Input:

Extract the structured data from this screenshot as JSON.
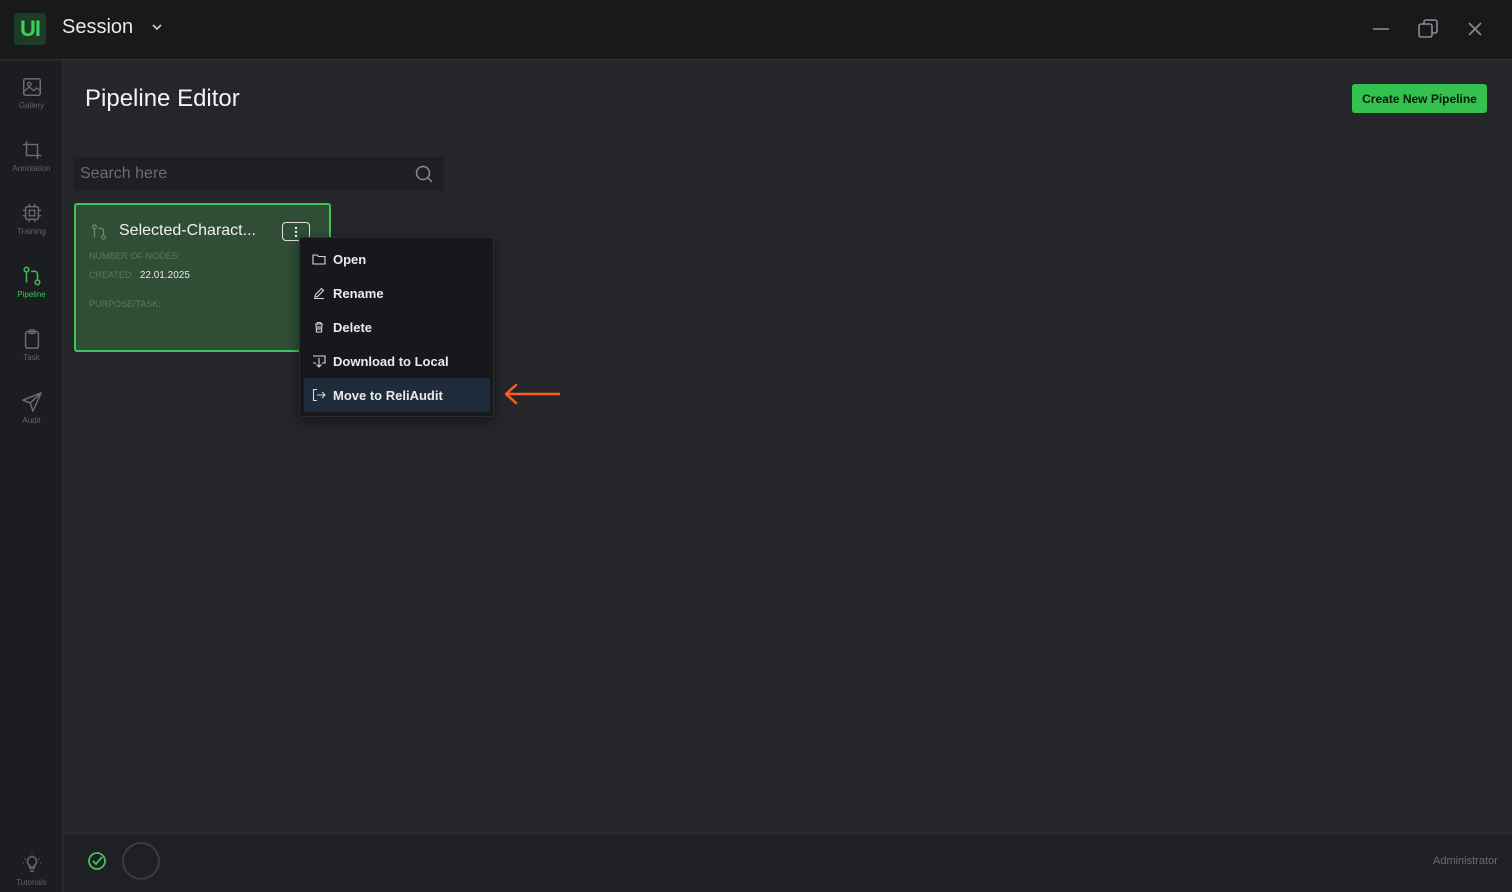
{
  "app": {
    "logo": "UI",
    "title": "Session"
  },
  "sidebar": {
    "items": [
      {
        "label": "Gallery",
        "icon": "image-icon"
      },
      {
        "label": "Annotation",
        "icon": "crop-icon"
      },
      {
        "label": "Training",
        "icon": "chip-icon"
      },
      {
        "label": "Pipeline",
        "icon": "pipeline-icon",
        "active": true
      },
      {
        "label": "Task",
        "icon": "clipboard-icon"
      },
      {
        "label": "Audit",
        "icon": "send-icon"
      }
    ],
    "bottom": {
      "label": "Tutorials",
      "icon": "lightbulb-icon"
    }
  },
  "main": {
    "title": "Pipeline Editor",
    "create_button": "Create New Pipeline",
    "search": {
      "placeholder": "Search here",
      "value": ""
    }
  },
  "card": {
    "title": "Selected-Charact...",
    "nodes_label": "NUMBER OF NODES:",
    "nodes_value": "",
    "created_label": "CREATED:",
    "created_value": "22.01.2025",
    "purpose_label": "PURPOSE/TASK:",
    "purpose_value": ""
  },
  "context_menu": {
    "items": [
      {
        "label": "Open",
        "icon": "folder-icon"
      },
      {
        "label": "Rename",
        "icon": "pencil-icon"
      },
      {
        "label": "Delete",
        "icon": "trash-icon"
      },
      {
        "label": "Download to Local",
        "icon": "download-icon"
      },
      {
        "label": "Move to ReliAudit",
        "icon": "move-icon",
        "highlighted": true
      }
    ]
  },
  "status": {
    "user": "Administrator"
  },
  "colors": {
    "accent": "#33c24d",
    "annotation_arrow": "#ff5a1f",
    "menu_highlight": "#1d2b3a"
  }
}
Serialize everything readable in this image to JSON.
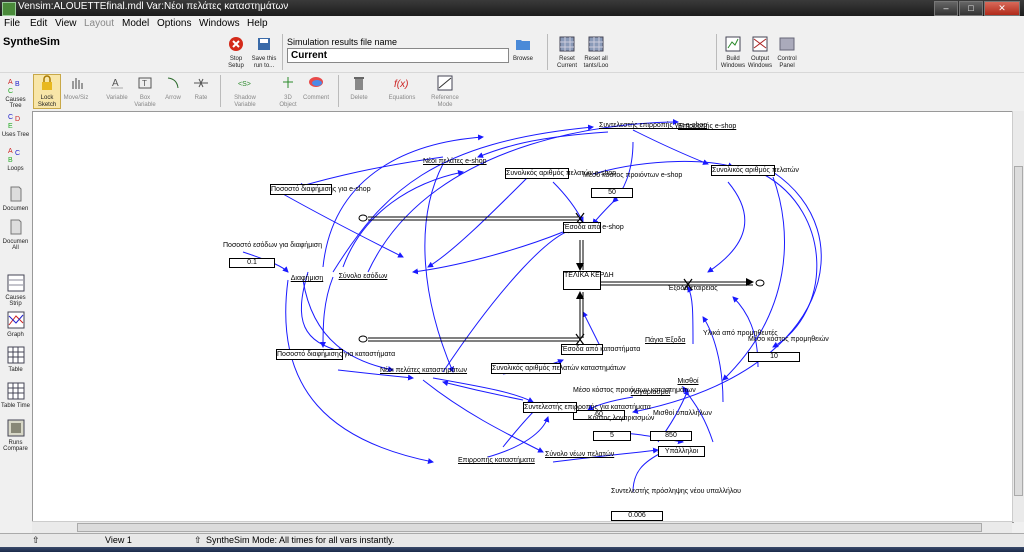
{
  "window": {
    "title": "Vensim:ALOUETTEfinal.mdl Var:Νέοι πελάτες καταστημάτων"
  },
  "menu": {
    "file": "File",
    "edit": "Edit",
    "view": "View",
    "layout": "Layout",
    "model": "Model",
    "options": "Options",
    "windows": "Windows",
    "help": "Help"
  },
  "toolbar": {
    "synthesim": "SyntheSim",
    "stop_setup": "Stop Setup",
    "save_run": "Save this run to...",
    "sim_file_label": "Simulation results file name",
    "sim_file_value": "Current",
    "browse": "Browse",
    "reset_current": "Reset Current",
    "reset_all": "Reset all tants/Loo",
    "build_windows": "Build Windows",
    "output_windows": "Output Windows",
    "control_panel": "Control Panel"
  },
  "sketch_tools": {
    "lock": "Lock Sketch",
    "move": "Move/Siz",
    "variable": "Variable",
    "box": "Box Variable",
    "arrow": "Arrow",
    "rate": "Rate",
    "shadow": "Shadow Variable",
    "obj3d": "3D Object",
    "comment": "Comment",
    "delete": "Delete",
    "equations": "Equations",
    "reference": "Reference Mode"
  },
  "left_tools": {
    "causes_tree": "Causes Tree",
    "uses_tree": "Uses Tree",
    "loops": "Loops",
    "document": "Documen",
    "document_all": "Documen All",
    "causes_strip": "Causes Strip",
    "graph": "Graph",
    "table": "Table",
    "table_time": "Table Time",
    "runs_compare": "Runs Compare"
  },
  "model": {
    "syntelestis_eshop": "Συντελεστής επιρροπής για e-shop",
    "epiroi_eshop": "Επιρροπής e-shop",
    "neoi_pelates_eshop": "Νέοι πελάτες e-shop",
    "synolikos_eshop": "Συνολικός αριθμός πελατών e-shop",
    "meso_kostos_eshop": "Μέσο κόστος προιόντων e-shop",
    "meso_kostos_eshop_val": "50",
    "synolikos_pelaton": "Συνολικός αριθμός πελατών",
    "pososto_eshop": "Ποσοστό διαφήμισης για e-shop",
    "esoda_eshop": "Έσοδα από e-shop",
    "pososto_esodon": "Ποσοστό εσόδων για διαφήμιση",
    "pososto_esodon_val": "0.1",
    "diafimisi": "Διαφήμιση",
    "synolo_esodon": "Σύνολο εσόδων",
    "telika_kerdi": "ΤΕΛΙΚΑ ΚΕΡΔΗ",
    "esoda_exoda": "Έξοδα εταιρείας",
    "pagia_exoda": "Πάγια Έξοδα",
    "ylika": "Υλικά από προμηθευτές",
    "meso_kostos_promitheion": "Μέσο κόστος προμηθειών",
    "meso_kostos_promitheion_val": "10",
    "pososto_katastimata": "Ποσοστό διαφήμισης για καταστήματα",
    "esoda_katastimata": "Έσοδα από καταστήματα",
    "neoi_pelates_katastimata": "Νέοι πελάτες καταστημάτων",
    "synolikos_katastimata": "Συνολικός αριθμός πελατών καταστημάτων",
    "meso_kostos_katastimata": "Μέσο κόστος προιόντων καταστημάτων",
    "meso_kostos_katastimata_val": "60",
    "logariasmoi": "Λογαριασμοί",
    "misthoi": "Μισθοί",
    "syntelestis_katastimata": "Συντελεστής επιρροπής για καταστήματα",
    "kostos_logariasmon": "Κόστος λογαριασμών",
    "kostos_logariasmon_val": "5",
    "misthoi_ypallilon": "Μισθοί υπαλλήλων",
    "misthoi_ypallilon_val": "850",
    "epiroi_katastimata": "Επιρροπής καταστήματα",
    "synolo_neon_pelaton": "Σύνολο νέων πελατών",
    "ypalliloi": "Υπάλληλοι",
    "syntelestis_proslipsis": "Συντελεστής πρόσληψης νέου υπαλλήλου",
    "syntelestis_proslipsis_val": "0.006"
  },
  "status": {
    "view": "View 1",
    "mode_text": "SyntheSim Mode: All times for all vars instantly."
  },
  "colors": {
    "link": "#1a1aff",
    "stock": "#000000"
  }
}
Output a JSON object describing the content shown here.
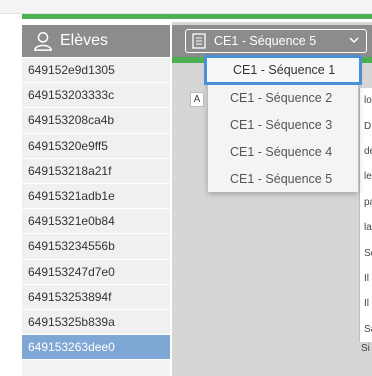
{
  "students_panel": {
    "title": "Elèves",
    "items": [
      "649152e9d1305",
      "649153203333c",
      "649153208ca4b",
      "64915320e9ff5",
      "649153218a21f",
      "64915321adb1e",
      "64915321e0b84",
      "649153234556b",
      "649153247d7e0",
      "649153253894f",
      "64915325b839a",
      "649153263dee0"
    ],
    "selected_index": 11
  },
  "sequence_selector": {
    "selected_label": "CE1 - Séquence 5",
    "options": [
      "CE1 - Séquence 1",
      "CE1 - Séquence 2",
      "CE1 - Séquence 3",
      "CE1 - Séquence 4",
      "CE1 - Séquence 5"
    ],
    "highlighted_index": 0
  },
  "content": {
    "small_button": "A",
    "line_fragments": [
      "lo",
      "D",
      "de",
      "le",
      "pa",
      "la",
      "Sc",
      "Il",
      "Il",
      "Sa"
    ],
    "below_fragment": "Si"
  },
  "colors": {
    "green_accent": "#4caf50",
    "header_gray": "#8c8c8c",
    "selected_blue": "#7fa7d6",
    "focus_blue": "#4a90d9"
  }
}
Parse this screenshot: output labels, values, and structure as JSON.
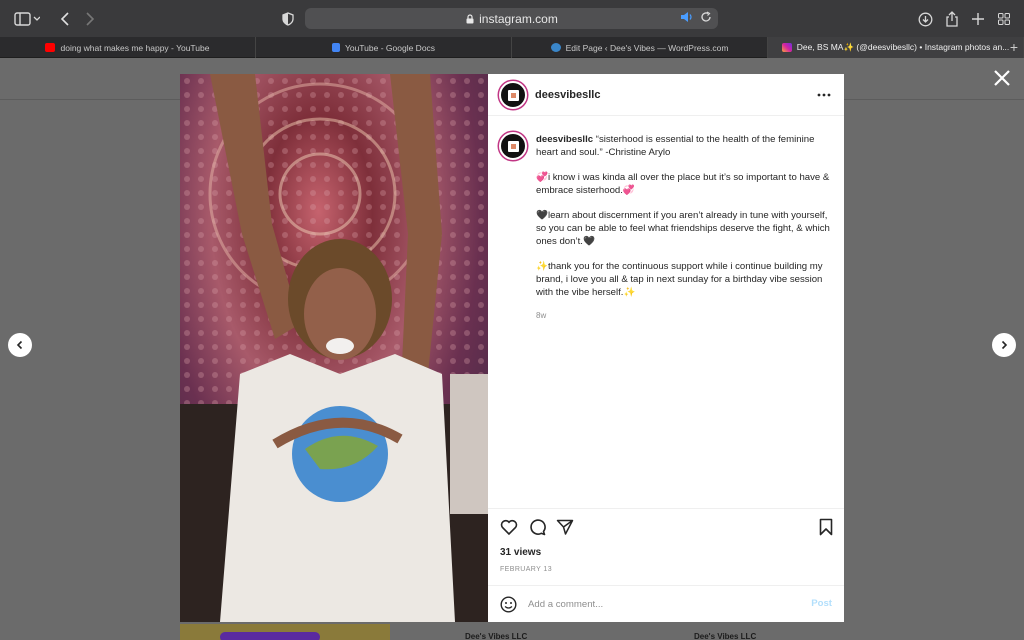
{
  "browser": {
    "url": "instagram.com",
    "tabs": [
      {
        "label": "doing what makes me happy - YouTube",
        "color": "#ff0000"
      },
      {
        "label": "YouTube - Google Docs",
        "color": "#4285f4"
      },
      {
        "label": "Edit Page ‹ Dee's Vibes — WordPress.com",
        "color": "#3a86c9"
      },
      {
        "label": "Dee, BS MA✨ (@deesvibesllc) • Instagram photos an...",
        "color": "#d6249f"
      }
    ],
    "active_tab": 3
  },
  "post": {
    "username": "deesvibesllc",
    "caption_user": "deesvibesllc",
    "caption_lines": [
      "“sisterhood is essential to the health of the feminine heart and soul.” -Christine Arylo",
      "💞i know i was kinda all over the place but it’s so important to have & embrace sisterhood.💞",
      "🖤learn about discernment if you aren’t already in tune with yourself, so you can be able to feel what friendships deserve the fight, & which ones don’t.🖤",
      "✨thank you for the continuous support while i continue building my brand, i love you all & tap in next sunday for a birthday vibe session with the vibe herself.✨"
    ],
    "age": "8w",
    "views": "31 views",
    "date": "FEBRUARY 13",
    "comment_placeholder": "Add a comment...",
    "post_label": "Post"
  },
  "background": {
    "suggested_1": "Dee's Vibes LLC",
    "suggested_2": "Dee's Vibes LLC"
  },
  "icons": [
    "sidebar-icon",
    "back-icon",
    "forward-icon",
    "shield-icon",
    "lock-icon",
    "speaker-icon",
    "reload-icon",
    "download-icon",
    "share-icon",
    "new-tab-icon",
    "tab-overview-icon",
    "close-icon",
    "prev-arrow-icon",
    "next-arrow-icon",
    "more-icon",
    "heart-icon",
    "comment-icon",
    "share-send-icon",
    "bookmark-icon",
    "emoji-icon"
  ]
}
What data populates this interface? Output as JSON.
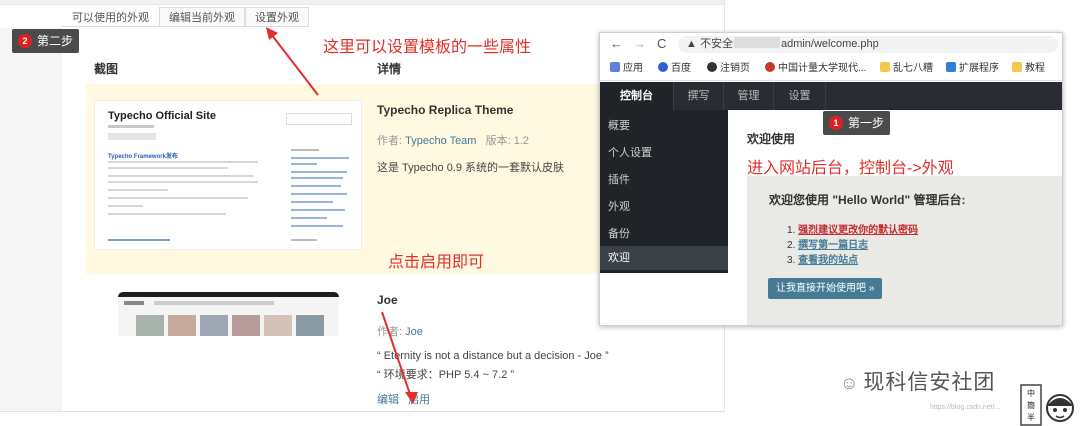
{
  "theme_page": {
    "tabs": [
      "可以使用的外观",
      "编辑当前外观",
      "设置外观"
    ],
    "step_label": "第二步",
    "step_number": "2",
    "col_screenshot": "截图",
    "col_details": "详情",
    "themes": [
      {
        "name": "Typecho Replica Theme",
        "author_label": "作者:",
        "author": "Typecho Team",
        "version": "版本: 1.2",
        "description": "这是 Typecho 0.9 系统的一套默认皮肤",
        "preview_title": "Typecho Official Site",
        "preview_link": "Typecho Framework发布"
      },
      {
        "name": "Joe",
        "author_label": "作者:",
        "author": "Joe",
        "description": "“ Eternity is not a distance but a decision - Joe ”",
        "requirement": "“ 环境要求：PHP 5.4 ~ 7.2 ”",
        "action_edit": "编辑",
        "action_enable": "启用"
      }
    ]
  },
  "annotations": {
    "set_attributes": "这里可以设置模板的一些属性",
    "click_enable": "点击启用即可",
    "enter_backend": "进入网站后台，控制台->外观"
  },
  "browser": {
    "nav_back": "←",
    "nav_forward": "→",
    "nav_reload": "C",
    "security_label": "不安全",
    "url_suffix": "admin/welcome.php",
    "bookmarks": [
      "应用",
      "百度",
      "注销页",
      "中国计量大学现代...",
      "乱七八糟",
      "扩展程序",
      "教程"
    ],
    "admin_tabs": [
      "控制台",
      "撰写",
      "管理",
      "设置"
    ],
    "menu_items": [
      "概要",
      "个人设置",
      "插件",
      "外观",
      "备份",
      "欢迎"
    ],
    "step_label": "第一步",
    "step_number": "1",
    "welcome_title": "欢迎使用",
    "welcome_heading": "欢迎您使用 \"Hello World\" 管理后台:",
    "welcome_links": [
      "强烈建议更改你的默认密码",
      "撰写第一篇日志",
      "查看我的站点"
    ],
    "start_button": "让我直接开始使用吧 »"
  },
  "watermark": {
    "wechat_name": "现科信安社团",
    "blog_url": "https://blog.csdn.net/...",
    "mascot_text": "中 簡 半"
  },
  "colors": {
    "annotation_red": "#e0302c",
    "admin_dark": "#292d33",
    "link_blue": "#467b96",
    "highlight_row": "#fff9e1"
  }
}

Direction:
Check every line for "πελάτες" and show the ones that have it.

Result of the task:
    "title": "Vensim:ALOUETTEfinal.mdl Var:Νέοι πελάτες καταστημάτων"
    "neoi_pelates_eshop": "Νέοι πελάτες e-shop",
    "neoi_pelates_katastimata": "Νέοι πελάτες καταστημάτων",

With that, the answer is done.